YOUR GOAL -> Look through the material and tally each line bearing the word "JSON". Give only the total.

(Chart and figure data)
•••••
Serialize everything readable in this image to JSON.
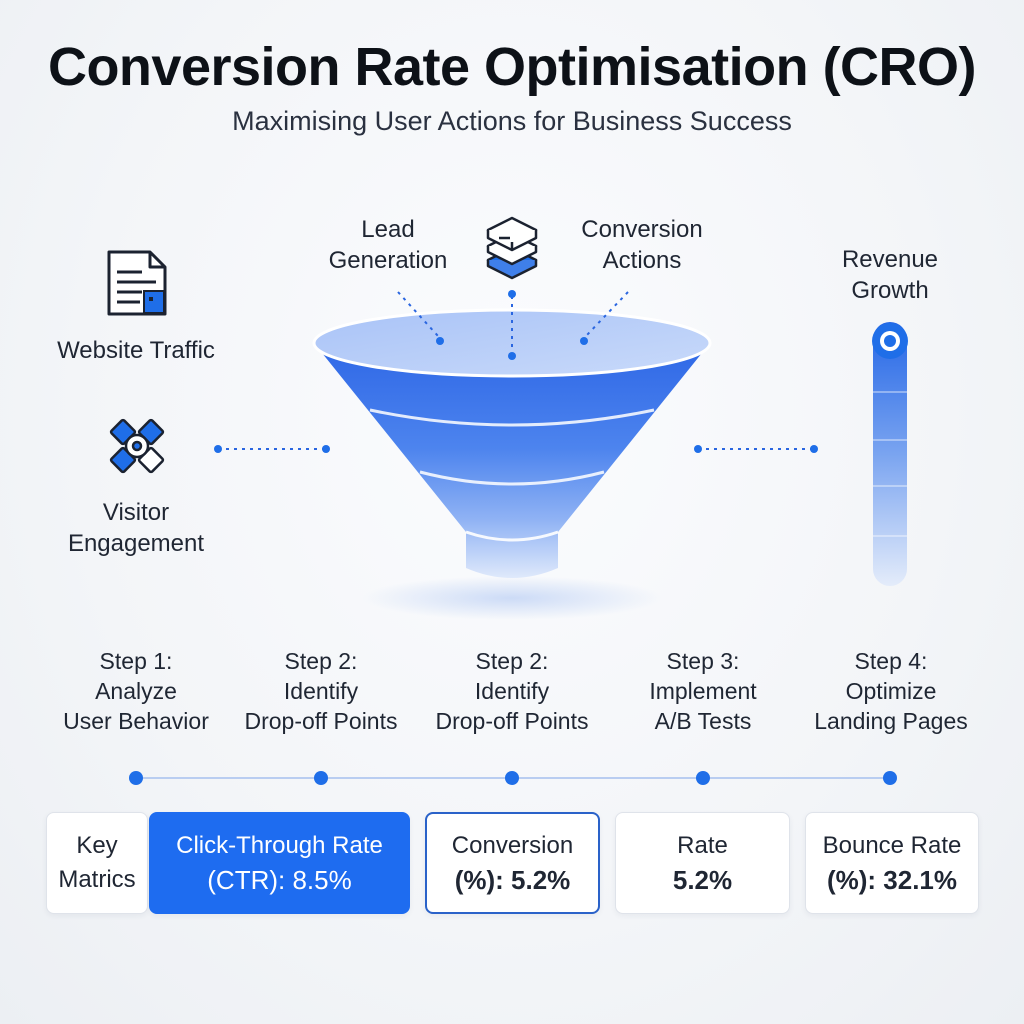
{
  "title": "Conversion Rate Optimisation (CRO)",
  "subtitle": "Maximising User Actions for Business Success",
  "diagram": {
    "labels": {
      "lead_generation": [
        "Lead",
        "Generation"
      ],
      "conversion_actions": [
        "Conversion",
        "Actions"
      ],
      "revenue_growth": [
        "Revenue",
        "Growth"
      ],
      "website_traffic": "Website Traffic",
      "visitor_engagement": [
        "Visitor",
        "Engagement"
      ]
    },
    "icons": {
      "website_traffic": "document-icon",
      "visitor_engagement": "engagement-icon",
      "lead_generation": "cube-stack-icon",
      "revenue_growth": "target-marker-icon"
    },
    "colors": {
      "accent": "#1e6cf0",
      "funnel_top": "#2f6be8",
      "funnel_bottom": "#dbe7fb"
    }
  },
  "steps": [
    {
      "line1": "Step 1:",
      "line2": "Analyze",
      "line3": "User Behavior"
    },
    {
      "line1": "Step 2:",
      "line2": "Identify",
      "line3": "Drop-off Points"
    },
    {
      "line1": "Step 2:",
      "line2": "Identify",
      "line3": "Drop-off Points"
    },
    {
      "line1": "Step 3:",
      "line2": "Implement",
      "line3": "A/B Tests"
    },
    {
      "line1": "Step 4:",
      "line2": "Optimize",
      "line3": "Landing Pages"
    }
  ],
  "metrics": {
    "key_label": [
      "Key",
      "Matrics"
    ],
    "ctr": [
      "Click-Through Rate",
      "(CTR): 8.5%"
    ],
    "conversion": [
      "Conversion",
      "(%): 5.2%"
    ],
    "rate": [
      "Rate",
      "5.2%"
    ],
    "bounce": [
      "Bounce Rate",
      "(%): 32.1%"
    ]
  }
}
•••••
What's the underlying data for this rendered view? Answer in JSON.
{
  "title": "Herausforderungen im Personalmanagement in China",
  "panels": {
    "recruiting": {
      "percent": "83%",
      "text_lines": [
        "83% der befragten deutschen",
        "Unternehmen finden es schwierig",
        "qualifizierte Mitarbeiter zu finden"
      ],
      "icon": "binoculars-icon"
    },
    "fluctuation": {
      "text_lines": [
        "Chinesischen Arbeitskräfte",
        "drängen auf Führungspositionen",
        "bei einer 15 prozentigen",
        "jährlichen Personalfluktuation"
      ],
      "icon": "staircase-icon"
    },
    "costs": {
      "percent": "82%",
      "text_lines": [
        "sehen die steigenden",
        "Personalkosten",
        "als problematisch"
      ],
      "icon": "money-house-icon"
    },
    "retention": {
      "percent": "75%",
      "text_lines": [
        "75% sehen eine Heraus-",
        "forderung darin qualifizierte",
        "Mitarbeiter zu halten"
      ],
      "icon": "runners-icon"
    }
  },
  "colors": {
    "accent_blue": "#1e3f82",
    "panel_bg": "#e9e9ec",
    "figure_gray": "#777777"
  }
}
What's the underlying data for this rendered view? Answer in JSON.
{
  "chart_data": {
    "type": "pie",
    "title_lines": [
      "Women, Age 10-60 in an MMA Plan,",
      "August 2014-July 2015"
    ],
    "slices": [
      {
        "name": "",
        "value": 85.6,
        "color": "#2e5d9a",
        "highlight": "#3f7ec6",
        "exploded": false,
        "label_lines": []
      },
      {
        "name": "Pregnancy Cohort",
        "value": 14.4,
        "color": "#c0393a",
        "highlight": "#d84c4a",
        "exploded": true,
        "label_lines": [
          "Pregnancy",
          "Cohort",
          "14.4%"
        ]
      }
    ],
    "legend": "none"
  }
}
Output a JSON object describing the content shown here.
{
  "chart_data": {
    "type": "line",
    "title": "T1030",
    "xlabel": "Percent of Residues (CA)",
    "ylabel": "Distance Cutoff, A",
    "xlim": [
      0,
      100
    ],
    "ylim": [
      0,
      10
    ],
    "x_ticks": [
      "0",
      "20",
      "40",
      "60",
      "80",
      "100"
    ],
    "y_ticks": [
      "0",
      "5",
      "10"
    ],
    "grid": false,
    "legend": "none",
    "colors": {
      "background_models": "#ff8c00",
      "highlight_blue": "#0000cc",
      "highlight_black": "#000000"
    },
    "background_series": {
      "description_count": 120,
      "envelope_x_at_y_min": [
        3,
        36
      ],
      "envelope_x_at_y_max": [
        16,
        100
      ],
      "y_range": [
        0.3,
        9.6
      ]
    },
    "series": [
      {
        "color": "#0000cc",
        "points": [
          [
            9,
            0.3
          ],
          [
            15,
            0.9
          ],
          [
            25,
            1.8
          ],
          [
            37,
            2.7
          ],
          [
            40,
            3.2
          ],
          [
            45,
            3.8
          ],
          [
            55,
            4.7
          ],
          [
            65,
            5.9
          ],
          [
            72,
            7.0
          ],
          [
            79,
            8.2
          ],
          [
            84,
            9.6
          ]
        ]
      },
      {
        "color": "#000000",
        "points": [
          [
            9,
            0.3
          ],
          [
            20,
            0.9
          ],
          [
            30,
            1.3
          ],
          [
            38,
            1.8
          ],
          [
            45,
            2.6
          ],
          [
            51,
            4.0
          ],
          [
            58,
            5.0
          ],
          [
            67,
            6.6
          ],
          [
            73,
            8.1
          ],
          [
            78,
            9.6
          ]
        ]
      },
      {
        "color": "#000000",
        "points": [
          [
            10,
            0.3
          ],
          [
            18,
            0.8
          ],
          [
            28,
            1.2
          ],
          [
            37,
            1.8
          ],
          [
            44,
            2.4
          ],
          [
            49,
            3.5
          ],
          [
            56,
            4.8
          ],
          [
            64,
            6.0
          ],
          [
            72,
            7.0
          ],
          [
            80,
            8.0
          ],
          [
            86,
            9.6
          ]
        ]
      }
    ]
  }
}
•••••
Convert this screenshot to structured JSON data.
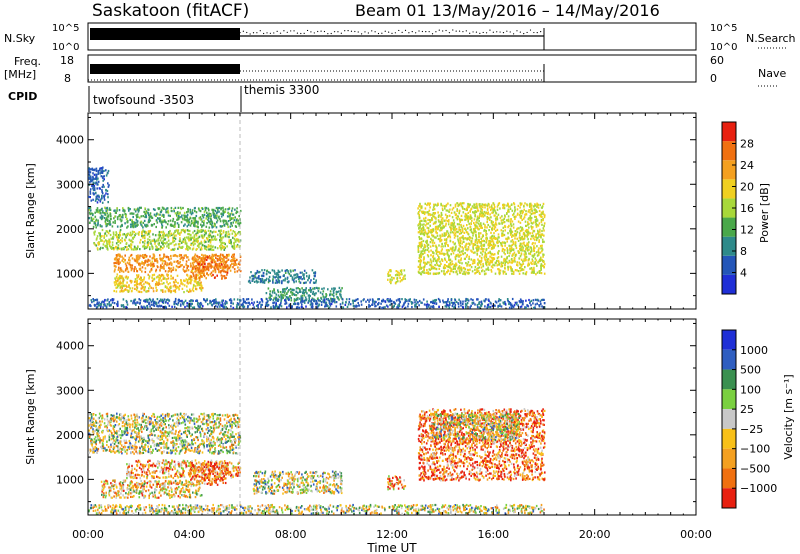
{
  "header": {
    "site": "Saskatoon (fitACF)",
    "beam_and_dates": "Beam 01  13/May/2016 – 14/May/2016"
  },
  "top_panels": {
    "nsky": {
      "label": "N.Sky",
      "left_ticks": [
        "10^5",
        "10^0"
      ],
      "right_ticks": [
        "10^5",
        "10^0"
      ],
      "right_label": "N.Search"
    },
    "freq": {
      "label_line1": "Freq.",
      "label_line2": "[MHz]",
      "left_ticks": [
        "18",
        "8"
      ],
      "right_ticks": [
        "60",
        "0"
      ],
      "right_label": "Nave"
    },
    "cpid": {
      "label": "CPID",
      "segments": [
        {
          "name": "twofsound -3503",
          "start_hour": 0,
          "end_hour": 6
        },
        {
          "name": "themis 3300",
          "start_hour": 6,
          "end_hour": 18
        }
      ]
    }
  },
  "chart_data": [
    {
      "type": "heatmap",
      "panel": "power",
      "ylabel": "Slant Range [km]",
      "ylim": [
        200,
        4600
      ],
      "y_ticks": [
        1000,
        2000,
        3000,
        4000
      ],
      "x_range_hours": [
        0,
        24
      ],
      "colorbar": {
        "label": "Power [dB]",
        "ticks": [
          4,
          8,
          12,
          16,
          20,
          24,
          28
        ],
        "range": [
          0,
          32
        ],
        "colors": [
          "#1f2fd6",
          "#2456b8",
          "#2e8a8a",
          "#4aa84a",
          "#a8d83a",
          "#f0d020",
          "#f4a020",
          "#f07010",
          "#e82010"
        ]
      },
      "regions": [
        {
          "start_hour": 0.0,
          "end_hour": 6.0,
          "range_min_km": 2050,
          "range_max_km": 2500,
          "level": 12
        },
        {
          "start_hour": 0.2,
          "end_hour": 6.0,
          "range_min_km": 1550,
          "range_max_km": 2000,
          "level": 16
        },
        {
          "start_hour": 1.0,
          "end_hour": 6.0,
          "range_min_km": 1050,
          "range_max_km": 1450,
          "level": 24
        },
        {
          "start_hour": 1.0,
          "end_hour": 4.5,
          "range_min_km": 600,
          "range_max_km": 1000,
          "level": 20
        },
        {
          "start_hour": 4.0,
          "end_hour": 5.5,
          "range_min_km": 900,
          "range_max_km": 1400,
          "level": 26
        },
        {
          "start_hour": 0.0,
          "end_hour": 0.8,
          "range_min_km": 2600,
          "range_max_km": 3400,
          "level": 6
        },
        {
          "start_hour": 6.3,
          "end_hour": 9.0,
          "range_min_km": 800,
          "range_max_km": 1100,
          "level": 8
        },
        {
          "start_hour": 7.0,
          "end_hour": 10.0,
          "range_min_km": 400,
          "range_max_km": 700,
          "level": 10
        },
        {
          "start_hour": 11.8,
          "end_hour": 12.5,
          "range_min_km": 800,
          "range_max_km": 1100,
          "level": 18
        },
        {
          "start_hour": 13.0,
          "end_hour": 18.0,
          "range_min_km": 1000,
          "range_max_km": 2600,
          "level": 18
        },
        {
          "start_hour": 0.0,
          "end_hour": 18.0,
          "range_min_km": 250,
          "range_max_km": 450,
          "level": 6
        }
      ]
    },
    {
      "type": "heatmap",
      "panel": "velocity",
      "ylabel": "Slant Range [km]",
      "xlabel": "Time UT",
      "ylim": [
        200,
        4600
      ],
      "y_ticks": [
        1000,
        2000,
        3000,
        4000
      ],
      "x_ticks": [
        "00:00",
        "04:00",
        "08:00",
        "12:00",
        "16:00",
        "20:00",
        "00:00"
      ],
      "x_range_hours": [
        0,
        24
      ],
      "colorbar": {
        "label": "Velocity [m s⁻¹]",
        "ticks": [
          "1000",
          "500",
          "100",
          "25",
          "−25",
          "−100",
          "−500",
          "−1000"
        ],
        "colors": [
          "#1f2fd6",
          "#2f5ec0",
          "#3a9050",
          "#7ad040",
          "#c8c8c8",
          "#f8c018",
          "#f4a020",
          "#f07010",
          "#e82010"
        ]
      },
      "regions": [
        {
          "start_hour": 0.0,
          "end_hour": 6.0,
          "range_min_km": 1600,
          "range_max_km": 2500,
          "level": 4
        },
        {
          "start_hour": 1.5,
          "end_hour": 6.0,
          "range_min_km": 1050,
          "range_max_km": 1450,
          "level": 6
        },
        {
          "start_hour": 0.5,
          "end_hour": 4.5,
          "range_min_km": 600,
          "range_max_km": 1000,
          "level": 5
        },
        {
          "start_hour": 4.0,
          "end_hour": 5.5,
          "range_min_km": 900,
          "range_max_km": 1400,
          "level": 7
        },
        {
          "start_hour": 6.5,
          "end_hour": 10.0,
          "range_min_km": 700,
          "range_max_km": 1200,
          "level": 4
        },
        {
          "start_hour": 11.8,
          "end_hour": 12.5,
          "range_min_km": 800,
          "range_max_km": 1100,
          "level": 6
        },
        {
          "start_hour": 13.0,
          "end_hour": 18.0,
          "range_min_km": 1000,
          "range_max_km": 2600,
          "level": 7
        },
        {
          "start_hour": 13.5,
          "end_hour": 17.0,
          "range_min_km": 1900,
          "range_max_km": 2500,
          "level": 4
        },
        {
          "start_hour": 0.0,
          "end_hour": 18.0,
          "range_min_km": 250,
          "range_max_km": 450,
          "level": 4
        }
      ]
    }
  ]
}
•••••
EXERCISE RESULT -> 5